**RECORD EXCERPTS:**
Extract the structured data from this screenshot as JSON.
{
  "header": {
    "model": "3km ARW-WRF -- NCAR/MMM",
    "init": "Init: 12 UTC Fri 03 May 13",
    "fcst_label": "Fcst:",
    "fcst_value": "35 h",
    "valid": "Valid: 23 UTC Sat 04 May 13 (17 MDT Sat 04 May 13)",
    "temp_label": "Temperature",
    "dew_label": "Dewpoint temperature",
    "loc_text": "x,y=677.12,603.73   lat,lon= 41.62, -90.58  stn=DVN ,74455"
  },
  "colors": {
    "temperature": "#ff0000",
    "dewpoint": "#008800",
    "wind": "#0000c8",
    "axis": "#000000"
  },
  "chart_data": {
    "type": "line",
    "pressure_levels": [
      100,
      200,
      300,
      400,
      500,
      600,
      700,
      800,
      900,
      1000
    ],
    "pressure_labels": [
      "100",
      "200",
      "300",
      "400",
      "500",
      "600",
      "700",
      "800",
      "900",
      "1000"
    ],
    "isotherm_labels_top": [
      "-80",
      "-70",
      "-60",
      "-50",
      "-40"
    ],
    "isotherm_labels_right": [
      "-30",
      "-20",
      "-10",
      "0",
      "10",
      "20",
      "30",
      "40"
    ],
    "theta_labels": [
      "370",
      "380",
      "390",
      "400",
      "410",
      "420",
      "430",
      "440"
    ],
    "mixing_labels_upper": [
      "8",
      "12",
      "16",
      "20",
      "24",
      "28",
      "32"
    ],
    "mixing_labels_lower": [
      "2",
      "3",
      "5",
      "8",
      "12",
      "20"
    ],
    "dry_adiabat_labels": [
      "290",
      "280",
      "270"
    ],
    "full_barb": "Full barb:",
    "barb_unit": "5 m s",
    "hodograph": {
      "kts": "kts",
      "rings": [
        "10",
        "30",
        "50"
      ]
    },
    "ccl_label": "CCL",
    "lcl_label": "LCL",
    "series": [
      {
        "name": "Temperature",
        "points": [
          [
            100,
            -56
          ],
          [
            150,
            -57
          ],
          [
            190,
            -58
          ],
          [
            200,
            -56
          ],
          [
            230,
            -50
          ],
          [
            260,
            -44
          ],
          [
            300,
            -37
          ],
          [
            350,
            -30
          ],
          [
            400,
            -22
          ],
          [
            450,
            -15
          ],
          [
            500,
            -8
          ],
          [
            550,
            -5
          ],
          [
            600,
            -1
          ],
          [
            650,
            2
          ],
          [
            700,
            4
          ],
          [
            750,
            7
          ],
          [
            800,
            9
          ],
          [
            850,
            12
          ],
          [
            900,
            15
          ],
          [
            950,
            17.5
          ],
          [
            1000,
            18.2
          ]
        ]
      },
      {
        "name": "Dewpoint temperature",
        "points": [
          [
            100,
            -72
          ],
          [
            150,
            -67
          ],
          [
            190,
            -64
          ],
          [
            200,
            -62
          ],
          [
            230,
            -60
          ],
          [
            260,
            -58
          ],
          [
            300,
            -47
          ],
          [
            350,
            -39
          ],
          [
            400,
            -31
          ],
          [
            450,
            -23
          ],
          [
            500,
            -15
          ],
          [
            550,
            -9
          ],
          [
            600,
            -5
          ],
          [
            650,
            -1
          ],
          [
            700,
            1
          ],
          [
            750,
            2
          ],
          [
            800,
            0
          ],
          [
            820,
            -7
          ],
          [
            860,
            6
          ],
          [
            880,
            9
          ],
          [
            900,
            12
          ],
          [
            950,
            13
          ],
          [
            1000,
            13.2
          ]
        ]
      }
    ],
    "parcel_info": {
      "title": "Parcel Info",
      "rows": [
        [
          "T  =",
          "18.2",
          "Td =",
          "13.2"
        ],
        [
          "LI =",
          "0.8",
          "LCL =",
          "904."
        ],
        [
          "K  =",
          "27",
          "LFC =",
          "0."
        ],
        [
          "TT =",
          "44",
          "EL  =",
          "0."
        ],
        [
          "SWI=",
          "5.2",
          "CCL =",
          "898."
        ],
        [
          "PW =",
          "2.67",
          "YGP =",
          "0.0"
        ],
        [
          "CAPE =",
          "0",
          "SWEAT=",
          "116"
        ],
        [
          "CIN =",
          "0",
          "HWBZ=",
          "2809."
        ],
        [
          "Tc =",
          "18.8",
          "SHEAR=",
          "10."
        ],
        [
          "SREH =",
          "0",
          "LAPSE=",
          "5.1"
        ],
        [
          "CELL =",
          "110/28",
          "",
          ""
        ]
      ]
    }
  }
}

**TASK INSTRUCTIONS:**
Take the listing above and write it out again exactly.

**EXPECTED ANSWER:**
Extract the structured data from this screenshot as JSON.
{
  "header": {
    "model": "3km ARW-WRF -- NCAR/MMM",
    "init": "Init: 12 UTC Fri 03 May 13",
    "fcst_label": "Fcst:",
    "fcst_value": "35 h",
    "valid": "Valid: 23 UTC Sat 04 May 13 (17 MDT Sat 04 May 13)",
    "temp_label": "Temperature",
    "dew_label": "Dewpoint temperature",
    "loc_text": "x,y=677.12,603.73   lat,lon= 41.62, -90.58  stn=DVN ,74455"
  },
  "colors": {
    "temperature": "#ff0000",
    "dewpoint": "#008800",
    "wind": "#0000c8",
    "axis": "#000000"
  },
  "chart_data": {
    "type": "line",
    "pressure_levels": [
      100,
      200,
      300,
      400,
      500,
      600,
      700,
      800,
      900,
      1000
    ],
    "pressure_labels": [
      "100",
      "200",
      "300",
      "400",
      "500",
      "600",
      "700",
      "800",
      "900",
      "1000"
    ],
    "isotherm_labels_top": [
      "-80",
      "-70",
      "-60",
      "-50",
      "-40"
    ],
    "isotherm_labels_right": [
      "-30",
      "-20",
      "-10",
      "0",
      "10",
      "20",
      "30",
      "40"
    ],
    "theta_labels": [
      "370",
      "380",
      "390",
      "400",
      "410",
      "420",
      "430",
      "440"
    ],
    "mixing_labels_upper": [
      "8",
      "12",
      "16",
      "20",
      "24",
      "28",
      "32"
    ],
    "mixing_labels_lower": [
      "2",
      "3",
      "5",
      "8",
      "12",
      "20"
    ],
    "dry_adiabat_labels": [
      "290",
      "280",
      "270"
    ],
    "full_barb": "Full barb:",
    "barb_unit": "5 m s",
    "hodograph": {
      "kts": "kts",
      "rings": [
        "10",
        "30",
        "50"
      ]
    },
    "ccl_label": "CCL",
    "lcl_label": "LCL",
    "series": [
      {
        "name": "Temperature",
        "points": [
          [
            100,
            -56
          ],
          [
            150,
            -57
          ],
          [
            190,
            -58
          ],
          [
            200,
            -56
          ],
          [
            230,
            -50
          ],
          [
            260,
            -44
          ],
          [
            300,
            -37
          ],
          [
            350,
            -30
          ],
          [
            400,
            -22
          ],
          [
            450,
            -15
          ],
          [
            500,
            -8
          ],
          [
            550,
            -5
          ],
          [
            600,
            -1
          ],
          [
            650,
            2
          ],
          [
            700,
            4
          ],
          [
            750,
            7
          ],
          [
            800,
            9
          ],
          [
            850,
            12
          ],
          [
            900,
            15
          ],
          [
            950,
            17.5
          ],
          [
            1000,
            18.2
          ]
        ]
      },
      {
        "name": "Dewpoint temperature",
        "points": [
          [
            100,
            -72
          ],
          [
            150,
            -67
          ],
          [
            190,
            -64
          ],
          [
            200,
            -62
          ],
          [
            230,
            -60
          ],
          [
            260,
            -58
          ],
          [
            300,
            -47
          ],
          [
            350,
            -39
          ],
          [
            400,
            -31
          ],
          [
            450,
            -23
          ],
          [
            500,
            -15
          ],
          [
            550,
            -9
          ],
          [
            600,
            -5
          ],
          [
            650,
            -1
          ],
          [
            700,
            1
          ],
          [
            750,
            2
          ],
          [
            800,
            0
          ],
          [
            820,
            -7
          ],
          [
            860,
            6
          ],
          [
            880,
            9
          ],
          [
            900,
            12
          ],
          [
            950,
            13
          ],
          [
            1000,
            13.2
          ]
        ]
      }
    ],
    "parcel_info": {
      "title": "Parcel Info",
      "rows": [
        [
          "T  =",
          "18.2",
          "Td =",
          "13.2"
        ],
        [
          "LI =",
          "0.8",
          "LCL =",
          "904."
        ],
        [
          "K  =",
          "27",
          "LFC =",
          "0."
        ],
        [
          "TT =",
          "44",
          "EL  =",
          "0."
        ],
        [
          "SWI=",
          "5.2",
          "CCL =",
          "898."
        ],
        [
          "PW =",
          "2.67",
          "YGP =",
          "0.0"
        ],
        [
          "CAPE =",
          "0",
          "SWEAT=",
          "116"
        ],
        [
          "CIN =",
          "0",
          "HWBZ=",
          "2809."
        ],
        [
          "Tc =",
          "18.8",
          "SHEAR=",
          "10."
        ],
        [
          "SREH =",
          "0",
          "LAPSE=",
          "5.1"
        ],
        [
          "CELL =",
          "110/28",
          "",
          ""
        ]
      ]
    }
  }
}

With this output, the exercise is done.